__Problem requirements__: What is the number of lines in the data holding the word "here"? Give that number by itself.

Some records
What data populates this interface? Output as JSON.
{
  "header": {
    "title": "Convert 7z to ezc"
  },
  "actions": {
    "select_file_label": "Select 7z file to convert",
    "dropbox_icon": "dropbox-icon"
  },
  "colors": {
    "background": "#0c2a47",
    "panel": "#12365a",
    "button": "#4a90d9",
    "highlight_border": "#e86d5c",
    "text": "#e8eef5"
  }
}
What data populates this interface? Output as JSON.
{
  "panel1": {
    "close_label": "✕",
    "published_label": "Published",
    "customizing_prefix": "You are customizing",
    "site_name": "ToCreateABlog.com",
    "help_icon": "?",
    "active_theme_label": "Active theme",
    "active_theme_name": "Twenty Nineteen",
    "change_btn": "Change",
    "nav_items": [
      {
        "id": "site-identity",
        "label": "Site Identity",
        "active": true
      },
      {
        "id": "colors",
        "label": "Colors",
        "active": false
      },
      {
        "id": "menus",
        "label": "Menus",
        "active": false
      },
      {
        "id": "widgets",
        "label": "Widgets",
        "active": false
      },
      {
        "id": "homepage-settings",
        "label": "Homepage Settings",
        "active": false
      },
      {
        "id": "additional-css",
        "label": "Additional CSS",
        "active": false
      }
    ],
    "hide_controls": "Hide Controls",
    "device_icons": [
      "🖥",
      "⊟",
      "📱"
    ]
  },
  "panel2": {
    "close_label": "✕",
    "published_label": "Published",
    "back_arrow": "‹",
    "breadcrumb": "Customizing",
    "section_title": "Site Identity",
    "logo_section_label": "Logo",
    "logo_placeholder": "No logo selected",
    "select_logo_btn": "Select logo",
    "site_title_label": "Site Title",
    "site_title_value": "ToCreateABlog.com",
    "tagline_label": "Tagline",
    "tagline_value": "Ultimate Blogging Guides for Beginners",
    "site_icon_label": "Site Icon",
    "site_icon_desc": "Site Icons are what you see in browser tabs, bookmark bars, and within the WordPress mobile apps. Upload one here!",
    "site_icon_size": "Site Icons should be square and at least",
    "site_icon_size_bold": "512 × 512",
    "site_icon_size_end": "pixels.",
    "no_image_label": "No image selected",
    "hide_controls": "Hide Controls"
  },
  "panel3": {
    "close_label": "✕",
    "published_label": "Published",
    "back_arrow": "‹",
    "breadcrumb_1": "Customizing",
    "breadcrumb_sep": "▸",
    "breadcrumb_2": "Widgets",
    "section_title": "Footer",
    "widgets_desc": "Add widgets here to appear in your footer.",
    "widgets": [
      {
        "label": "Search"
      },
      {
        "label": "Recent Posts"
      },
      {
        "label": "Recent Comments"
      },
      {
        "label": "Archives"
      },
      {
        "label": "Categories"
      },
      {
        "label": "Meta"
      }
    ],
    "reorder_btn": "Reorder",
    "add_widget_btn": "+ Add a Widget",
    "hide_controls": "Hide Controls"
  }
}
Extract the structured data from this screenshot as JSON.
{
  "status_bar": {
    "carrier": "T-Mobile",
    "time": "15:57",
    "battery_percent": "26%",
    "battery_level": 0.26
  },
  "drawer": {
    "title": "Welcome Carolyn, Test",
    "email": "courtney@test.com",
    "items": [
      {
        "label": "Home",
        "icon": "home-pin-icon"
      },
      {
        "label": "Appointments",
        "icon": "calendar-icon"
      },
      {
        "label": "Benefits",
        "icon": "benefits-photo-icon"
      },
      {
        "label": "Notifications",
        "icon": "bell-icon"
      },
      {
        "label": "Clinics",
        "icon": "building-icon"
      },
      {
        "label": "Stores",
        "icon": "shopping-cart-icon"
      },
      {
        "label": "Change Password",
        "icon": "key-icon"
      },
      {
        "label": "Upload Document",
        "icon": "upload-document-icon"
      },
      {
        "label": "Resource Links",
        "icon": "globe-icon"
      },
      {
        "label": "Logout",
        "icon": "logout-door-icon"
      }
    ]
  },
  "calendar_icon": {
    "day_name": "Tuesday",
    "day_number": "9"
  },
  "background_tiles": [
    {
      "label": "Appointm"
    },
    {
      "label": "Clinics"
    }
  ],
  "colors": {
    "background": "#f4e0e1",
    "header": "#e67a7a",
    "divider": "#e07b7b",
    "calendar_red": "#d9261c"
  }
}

__Final result__: 2